__Set exercise__: Locate and copy each line in the data that contains the word "this".

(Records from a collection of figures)
# # # # #

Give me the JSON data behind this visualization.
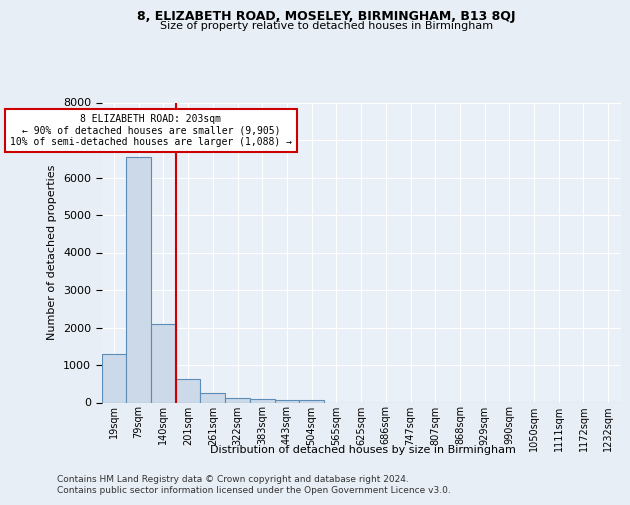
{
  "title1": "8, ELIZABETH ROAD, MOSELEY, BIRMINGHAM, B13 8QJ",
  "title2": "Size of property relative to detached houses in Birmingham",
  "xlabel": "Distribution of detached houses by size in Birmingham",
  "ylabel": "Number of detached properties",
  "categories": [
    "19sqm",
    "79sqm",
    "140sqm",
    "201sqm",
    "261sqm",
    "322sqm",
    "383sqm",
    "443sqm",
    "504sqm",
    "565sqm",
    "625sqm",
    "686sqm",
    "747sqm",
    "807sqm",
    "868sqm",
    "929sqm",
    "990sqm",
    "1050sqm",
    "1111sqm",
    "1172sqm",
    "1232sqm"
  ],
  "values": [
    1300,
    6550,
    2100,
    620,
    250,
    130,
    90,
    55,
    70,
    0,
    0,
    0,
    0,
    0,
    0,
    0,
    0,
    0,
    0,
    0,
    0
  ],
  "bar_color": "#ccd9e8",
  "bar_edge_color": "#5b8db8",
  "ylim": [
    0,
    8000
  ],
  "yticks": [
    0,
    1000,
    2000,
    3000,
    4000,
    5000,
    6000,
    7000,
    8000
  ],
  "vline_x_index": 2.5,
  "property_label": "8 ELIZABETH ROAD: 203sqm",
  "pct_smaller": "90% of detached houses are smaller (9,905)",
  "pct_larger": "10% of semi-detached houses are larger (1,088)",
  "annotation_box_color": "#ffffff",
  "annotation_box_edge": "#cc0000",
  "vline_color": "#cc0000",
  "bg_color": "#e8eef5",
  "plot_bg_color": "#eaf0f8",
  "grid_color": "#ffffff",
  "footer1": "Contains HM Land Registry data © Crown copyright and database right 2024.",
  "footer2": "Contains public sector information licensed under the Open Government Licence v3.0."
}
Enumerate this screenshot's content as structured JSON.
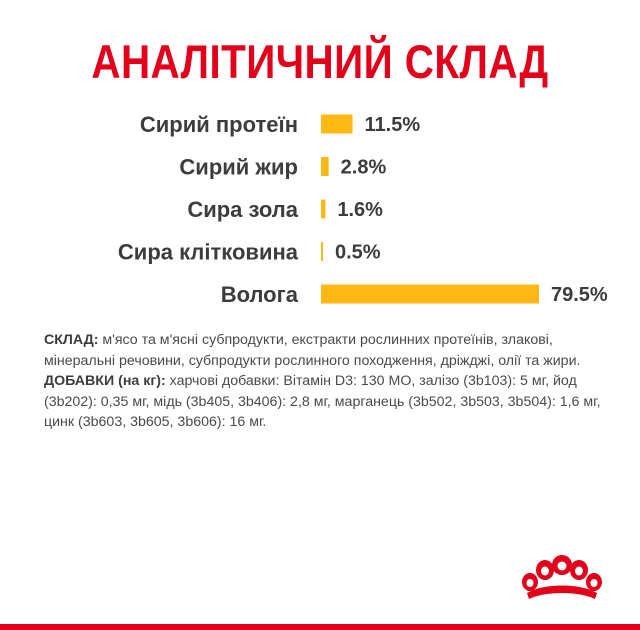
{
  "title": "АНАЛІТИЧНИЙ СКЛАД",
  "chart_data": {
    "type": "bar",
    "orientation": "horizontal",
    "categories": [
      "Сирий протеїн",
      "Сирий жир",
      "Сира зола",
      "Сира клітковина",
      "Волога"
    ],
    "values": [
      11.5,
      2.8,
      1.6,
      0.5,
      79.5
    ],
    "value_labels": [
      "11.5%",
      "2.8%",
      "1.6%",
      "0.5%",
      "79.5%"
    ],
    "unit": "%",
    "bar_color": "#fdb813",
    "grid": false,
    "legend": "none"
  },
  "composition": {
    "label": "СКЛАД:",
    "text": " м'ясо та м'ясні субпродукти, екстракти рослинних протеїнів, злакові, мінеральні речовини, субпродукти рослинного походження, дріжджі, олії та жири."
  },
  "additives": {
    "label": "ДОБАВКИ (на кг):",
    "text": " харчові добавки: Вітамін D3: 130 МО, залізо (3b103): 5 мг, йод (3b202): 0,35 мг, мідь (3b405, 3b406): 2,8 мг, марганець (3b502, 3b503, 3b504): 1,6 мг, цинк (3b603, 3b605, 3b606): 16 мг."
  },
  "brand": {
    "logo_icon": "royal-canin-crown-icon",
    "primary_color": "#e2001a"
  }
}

# # # # #

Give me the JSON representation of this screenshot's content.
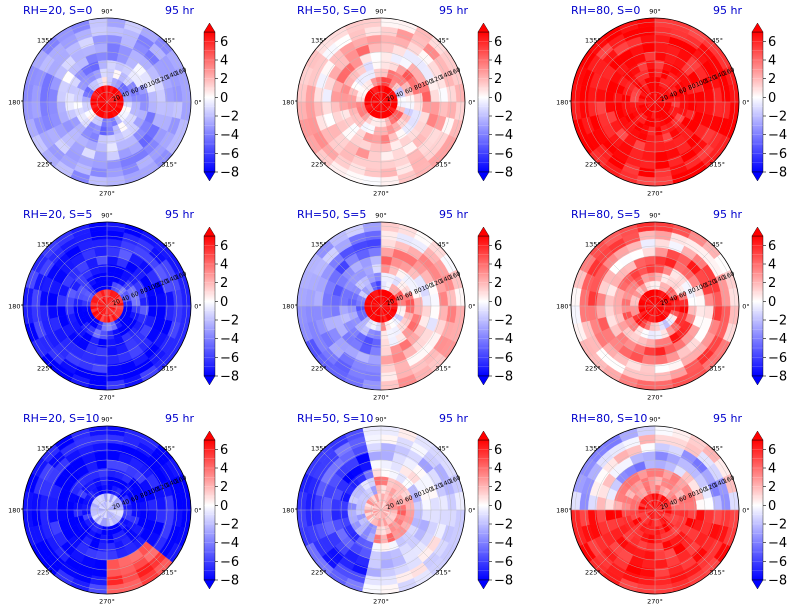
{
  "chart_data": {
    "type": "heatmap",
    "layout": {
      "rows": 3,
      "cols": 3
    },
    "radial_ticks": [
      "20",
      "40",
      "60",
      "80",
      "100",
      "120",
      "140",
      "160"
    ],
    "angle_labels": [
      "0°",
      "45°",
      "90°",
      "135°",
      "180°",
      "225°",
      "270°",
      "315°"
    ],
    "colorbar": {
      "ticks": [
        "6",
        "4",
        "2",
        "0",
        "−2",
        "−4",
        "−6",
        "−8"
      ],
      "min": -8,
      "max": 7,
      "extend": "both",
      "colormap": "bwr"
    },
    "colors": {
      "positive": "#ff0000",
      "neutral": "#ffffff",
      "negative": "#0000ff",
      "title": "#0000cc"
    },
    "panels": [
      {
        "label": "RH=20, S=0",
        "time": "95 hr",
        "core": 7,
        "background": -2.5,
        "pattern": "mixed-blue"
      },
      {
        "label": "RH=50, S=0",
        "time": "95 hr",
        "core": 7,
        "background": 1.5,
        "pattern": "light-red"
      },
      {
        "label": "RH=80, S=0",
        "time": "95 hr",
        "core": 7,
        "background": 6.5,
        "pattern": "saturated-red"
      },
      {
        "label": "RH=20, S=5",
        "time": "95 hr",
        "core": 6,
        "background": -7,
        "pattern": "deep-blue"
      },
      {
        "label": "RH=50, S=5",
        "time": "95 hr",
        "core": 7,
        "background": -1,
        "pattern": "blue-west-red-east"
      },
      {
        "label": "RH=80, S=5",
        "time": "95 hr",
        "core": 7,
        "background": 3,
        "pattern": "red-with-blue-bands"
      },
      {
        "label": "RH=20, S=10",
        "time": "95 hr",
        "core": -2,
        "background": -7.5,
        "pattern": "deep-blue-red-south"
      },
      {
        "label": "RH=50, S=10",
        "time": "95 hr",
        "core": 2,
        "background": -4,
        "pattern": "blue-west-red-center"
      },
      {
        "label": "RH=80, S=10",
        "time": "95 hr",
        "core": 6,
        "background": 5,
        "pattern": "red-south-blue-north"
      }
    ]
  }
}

# # # # #

__Final result__:
Give me the JSON data behind this visualization.
Enumerate this screenshot's content as structured JSON.
Give me the JSON representation of this screenshot's content.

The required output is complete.